* Task material *
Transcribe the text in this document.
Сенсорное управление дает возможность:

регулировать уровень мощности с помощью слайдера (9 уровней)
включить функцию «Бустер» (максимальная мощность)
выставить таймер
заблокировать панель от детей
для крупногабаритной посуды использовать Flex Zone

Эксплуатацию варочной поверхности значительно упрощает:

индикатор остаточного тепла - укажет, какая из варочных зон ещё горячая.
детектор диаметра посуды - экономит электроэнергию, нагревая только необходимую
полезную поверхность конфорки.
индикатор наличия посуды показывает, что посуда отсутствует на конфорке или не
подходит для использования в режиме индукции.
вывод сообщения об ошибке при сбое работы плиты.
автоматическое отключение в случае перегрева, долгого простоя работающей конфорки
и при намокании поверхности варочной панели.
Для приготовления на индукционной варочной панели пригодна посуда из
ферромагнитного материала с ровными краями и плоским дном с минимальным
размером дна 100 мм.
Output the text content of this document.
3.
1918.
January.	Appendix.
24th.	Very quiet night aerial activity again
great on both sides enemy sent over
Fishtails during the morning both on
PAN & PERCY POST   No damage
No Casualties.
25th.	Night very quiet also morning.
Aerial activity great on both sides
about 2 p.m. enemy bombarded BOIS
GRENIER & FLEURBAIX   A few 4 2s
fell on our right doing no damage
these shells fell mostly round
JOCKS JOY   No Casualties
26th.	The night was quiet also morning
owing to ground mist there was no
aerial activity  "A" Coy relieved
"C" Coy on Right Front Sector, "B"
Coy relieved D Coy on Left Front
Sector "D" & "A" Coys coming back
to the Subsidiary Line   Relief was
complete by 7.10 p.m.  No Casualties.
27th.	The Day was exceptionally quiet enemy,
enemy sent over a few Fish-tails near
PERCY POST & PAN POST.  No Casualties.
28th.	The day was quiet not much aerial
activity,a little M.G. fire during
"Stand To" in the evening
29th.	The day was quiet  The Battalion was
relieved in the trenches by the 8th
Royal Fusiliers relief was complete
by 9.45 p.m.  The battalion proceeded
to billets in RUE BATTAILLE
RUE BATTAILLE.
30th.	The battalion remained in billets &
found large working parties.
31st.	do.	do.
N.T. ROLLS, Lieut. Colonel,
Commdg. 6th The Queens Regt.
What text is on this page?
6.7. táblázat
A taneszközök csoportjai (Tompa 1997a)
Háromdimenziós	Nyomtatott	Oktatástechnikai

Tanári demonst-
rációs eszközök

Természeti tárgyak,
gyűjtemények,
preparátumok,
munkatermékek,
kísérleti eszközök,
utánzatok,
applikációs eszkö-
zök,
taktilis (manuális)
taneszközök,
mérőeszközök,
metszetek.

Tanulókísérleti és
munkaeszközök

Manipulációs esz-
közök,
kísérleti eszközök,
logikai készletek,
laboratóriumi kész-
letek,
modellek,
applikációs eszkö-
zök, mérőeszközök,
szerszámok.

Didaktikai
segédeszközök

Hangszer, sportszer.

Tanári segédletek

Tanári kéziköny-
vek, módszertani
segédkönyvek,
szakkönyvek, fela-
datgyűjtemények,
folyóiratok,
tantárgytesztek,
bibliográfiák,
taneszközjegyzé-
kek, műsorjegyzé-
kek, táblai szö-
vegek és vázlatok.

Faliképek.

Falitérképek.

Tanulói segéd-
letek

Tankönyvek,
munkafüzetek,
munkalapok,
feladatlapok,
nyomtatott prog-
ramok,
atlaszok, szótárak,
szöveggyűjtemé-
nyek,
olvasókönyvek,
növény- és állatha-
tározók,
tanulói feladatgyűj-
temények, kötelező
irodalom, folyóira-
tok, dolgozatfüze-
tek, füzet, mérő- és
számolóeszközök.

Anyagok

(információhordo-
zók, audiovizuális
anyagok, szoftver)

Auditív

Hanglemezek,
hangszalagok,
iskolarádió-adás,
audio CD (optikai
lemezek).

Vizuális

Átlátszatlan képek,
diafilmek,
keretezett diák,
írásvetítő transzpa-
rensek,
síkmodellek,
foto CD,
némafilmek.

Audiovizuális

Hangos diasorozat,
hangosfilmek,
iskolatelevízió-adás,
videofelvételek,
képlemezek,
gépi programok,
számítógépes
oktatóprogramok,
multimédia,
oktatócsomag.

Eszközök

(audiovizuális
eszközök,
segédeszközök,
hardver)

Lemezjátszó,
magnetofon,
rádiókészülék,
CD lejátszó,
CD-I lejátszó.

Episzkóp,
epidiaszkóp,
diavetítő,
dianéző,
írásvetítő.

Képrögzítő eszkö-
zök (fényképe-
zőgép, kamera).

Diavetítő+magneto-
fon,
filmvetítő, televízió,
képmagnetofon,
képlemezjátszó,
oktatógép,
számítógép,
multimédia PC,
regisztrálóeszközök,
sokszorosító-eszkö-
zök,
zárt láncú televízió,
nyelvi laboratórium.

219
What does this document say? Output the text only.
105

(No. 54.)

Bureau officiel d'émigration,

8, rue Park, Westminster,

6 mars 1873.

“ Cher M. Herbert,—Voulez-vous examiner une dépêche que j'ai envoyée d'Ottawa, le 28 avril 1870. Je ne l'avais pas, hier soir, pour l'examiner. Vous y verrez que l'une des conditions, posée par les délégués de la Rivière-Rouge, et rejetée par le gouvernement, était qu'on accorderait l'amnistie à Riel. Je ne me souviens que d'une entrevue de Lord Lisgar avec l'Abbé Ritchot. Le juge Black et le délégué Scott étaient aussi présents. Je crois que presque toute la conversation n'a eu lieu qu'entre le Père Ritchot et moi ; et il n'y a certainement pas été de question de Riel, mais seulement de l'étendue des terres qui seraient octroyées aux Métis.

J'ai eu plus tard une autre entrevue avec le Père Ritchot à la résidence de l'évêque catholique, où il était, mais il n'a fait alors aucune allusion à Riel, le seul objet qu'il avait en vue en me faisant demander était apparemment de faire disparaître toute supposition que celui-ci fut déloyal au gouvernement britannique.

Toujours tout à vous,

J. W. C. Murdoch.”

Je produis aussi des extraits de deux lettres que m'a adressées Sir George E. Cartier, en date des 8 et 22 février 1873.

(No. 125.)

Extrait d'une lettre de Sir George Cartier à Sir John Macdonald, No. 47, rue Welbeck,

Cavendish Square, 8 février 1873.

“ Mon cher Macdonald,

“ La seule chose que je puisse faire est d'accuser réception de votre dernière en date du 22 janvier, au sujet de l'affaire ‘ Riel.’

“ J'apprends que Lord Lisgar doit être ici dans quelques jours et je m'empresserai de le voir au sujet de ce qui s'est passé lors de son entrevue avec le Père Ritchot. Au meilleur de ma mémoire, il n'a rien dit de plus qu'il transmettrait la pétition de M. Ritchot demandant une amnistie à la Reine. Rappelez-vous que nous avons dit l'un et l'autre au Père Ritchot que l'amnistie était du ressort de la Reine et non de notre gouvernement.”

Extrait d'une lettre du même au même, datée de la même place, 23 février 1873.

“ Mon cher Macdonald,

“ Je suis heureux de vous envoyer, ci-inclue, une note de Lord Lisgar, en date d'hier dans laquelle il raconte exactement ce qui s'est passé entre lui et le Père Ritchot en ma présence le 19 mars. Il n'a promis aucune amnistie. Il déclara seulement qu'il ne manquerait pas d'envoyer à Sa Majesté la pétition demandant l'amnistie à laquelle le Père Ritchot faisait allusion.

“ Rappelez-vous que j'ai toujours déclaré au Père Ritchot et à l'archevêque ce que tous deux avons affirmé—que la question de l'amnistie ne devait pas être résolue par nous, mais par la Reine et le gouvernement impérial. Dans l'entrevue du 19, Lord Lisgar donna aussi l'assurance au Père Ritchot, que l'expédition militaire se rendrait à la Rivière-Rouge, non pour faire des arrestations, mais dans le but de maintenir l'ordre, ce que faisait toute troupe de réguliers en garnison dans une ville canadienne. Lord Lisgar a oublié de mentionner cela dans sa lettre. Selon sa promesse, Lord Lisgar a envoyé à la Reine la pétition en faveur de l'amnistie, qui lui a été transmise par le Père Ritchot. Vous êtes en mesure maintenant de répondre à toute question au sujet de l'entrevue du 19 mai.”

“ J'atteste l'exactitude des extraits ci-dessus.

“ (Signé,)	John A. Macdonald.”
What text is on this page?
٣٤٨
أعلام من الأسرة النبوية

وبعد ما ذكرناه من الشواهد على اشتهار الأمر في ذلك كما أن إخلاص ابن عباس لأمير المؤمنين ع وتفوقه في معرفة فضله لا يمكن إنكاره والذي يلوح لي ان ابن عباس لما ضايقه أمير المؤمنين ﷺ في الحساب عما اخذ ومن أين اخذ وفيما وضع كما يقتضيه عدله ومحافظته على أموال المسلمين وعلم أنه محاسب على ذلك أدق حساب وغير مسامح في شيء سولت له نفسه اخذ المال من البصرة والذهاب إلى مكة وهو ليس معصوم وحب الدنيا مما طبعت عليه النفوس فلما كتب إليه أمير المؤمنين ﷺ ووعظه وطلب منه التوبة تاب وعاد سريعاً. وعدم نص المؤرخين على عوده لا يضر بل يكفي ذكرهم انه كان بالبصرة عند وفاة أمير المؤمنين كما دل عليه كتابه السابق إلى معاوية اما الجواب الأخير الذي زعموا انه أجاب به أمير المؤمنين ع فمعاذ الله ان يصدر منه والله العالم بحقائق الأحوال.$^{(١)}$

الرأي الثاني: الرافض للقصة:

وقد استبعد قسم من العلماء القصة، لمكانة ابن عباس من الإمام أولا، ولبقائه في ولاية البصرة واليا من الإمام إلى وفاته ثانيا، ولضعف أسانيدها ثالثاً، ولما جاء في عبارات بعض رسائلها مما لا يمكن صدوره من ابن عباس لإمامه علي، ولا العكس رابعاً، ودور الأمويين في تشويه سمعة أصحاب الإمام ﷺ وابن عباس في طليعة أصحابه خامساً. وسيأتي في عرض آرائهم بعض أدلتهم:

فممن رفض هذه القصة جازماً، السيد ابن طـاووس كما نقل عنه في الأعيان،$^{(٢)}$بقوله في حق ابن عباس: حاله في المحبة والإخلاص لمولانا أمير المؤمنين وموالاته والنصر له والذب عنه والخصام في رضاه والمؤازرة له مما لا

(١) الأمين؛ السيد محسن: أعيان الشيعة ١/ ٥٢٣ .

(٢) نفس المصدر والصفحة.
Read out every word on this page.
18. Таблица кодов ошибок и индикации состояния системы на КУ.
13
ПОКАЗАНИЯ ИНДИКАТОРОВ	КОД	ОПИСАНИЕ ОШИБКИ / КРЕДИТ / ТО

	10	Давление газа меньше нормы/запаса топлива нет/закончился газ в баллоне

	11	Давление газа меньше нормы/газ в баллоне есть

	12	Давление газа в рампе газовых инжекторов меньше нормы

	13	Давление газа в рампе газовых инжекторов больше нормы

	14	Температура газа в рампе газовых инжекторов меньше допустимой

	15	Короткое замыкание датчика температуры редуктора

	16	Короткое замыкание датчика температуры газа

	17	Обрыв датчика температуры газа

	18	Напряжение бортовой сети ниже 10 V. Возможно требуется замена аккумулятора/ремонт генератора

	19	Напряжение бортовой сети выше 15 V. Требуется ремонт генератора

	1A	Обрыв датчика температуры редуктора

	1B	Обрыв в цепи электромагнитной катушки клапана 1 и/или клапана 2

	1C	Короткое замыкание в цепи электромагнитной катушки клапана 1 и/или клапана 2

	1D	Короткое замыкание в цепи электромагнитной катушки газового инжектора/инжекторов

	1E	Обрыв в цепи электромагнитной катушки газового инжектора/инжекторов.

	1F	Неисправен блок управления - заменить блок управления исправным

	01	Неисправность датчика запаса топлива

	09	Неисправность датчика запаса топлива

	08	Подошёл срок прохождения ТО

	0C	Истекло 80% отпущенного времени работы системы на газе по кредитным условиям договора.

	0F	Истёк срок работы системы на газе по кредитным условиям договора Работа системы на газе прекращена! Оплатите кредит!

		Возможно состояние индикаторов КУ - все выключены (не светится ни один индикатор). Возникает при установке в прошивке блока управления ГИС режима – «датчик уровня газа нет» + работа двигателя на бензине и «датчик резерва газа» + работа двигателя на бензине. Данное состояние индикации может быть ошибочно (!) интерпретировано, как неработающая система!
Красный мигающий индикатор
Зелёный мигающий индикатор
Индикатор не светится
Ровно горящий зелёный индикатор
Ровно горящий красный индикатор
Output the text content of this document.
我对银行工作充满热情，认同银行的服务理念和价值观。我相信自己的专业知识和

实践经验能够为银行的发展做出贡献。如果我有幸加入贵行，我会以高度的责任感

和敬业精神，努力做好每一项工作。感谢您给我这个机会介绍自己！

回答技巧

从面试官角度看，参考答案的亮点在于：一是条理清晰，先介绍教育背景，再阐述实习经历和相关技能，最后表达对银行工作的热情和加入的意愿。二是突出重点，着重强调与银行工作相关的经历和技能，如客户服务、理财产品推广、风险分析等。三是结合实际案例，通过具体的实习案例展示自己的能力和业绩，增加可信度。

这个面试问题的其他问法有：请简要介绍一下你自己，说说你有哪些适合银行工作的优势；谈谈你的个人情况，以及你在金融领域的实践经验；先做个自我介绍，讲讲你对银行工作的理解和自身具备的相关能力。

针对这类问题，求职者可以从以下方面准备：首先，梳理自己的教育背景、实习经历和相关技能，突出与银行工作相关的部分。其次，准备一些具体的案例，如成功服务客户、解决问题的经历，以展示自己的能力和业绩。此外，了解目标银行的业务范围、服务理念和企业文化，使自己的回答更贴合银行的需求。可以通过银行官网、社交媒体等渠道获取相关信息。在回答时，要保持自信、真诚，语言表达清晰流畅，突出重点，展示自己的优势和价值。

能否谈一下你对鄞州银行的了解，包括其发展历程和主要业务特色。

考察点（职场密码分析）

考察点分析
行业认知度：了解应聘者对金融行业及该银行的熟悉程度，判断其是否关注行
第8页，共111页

* Work required *
Tally up the lines of the listing containing the word "работы". Give only the total.

* Correct response *
3